Beneath this task is a listing; retype all of it exactly.

━━━━━ SUPPLIED MATERIAL ━━━━━

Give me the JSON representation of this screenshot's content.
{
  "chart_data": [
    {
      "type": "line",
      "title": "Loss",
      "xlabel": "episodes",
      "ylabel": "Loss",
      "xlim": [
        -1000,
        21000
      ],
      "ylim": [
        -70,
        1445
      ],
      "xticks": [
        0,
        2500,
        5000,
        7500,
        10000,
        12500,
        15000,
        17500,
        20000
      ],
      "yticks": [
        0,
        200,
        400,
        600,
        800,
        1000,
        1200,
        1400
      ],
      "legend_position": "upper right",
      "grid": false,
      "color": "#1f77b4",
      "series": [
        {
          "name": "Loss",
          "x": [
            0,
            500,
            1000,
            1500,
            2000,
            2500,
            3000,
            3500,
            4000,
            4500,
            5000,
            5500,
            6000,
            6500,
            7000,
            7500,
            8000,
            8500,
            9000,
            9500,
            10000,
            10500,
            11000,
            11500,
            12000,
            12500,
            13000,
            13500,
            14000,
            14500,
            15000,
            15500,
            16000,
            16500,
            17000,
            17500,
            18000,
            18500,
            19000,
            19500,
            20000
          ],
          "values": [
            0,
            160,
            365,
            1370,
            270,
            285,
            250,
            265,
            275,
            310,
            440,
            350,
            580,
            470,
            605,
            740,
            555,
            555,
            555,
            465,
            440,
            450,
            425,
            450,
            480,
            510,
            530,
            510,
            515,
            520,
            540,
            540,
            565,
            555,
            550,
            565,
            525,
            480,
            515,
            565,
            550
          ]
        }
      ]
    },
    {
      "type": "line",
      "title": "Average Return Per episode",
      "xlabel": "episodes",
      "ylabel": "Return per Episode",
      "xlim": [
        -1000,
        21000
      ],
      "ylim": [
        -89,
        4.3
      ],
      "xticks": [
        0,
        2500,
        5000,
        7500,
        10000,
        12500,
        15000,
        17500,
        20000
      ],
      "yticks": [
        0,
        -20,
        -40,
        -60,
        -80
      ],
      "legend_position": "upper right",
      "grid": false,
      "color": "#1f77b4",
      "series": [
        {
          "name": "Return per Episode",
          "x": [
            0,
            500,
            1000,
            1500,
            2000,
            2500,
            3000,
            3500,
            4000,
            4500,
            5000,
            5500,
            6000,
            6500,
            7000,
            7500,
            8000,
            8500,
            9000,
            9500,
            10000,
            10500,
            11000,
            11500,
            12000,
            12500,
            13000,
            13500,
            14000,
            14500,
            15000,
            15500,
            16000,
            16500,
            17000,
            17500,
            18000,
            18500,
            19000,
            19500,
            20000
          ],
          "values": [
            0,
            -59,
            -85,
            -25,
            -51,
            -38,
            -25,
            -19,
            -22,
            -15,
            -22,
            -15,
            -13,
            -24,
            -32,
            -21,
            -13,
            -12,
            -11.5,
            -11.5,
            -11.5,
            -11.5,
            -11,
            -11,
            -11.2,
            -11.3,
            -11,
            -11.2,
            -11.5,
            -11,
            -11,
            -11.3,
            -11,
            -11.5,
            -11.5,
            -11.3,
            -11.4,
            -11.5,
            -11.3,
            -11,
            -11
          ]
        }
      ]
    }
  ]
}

━━━━━

• EXERCISE ANSWER:
Give me the JSON representation of this screenshot's content.
{
  "chart_data": [
    {
      "type": "line",
      "title": "Loss",
      "xlabel": "episodes",
      "ylabel": "Loss",
      "xlim": [
        -1000,
        21000
      ],
      "ylim": [
        -70,
        1445
      ],
      "xticks": [
        0,
        2500,
        5000,
        7500,
        10000,
        12500,
        15000,
        17500,
        20000
      ],
      "yticks": [
        0,
        200,
        400,
        600,
        800,
        1000,
        1200,
        1400
      ],
      "legend_position": "upper right",
      "grid": false,
      "color": "#1f77b4",
      "series": [
        {
          "name": "Loss",
          "x": [
            0,
            500,
            1000,
            1500,
            2000,
            2500,
            3000,
            3500,
            4000,
            4500,
            5000,
            5500,
            6000,
            6500,
            7000,
            7500,
            8000,
            8500,
            9000,
            9500,
            10000,
            10500,
            11000,
            11500,
            12000,
            12500,
            13000,
            13500,
            14000,
            14500,
            15000,
            15500,
            16000,
            16500,
            17000,
            17500,
            18000,
            18500,
            19000,
            19500,
            20000
          ],
          "values": [
            0,
            160,
            365,
            1370,
            270,
            285,
            250,
            265,
            275,
            310,
            440,
            350,
            580,
            470,
            605,
            740,
            555,
            555,
            555,
            465,
            440,
            450,
            425,
            450,
            480,
            510,
            530,
            510,
            515,
            520,
            540,
            540,
            565,
            555,
            550,
            565,
            525,
            480,
            515,
            565,
            550
          ]
        }
      ]
    },
    {
      "type": "line",
      "title": "Average Return Per episode",
      "xlabel": "episodes",
      "ylabel": "Return per Episode",
      "xlim": [
        -1000,
        21000
      ],
      "ylim": [
        -89,
        4.3
      ],
      "xticks": [
        0,
        2500,
        5000,
        7500,
        10000,
        12500,
        15000,
        17500,
        20000
      ],
      "yticks": [
        0,
        -20,
        -40,
        -60,
        -80
      ],
      "legend_position": "upper right",
      "grid": false,
      "color": "#1f77b4",
      "series": [
        {
          "name": "Return per Episode",
          "x": [
            0,
            500,
            1000,
            1500,
            2000,
            2500,
            3000,
            3500,
            4000,
            4500,
            5000,
            5500,
            6000,
            6500,
            7000,
            7500,
            8000,
            8500,
            9000,
            9500,
            10000,
            10500,
            11000,
            11500,
            12000,
            12500,
            13000,
            13500,
            14000,
            14500,
            15000,
            15500,
            16000,
            16500,
            17000,
            17500,
            18000,
            18500,
            19000,
            19500,
            20000
          ],
          "values": [
            0,
            -59,
            -85,
            -25,
            -51,
            -38,
            -25,
            -19,
            -22,
            -15,
            -22,
            -15,
            -13,
            -24,
            -32,
            -21,
            -13,
            -12,
            -11.5,
            -11.5,
            -11.5,
            -11.5,
            -11,
            -11,
            -11.2,
            -11.3,
            -11,
            -11.2,
            -11.5,
            -11,
            -11,
            -11.3,
            -11,
            -11.5,
            -11.5,
            -11.3,
            -11.4,
            -11.5,
            -11.3,
            -11,
            -11
          ]
        }
      ]
    }
  ]
}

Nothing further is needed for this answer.